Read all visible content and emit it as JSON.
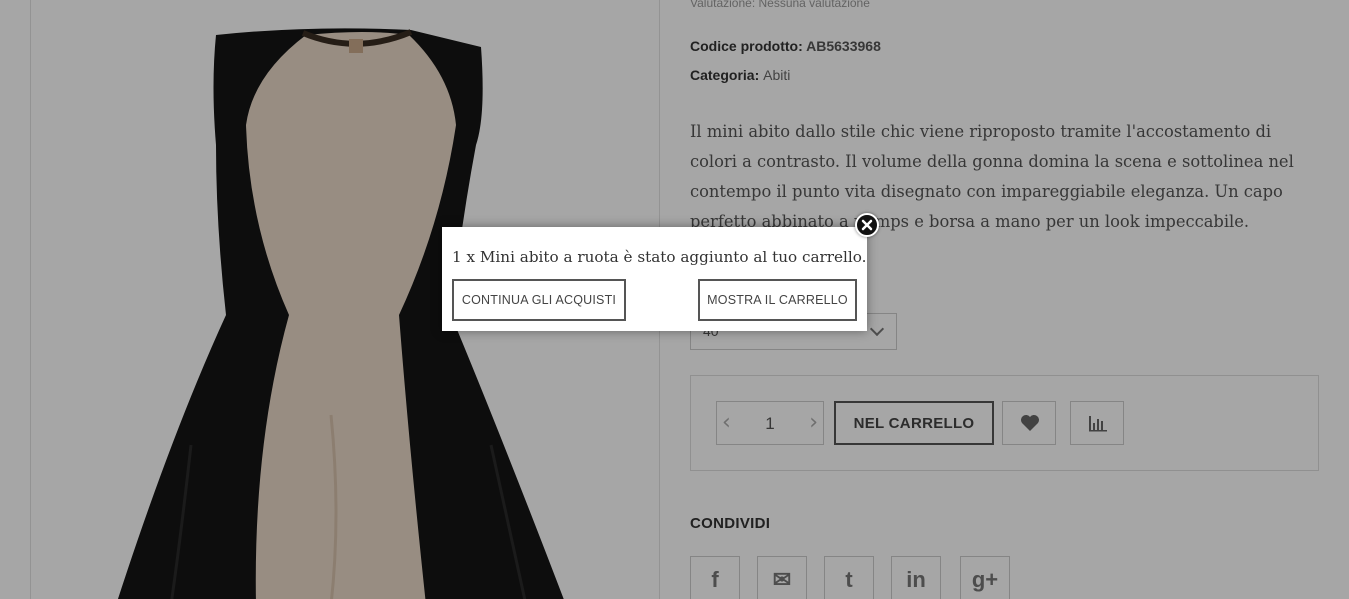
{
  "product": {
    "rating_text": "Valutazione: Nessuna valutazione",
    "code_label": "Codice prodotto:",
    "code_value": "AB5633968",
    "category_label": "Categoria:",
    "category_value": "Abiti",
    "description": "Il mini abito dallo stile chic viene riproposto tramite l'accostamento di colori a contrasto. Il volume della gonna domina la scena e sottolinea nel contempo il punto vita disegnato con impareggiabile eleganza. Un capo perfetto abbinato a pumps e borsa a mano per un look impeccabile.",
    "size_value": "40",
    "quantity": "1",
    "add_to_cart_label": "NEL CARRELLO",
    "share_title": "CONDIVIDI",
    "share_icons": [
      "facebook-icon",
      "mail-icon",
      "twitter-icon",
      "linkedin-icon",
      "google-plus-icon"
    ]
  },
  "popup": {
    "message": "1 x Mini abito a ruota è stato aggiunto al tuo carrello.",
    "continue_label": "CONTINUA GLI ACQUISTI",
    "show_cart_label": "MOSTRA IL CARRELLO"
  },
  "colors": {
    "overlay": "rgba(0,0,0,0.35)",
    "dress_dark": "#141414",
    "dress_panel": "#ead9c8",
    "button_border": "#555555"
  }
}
* * *
Write out every entry again word for word, without any of the pictures.

Exercise output —
Read all visible content and emit it as JSON.
{
  "product": {
    "rating_text": "Valutazione: Nessuna valutazione",
    "code_label": "Codice prodotto:",
    "code_value": "AB5633968",
    "category_label": "Categoria:",
    "category_value": "Abiti",
    "description": "Il mini abito dallo stile chic viene riproposto tramite l'accostamento di colori a contrasto. Il volume della gonna domina la scena e sottolinea nel contempo il punto vita disegnato con impareggiabile eleganza. Un capo perfetto abbinato a pumps e borsa a mano per un look impeccabile.",
    "size_value": "40",
    "quantity": "1",
    "add_to_cart_label": "NEL CARRELLO",
    "share_title": "CONDIVIDI",
    "share_icons": [
      "facebook-icon",
      "mail-icon",
      "twitter-icon",
      "linkedin-icon",
      "google-plus-icon"
    ]
  },
  "popup": {
    "message": "1 x Mini abito a ruota è stato aggiunto al tuo carrello.",
    "continue_label": "CONTINUA GLI ACQUISTI",
    "show_cart_label": "MOSTRA IL CARRELLO"
  },
  "colors": {
    "overlay": "rgba(0,0,0,0.35)",
    "dress_dark": "#141414",
    "dress_panel": "#ead9c8",
    "button_border": "#555555"
  }
}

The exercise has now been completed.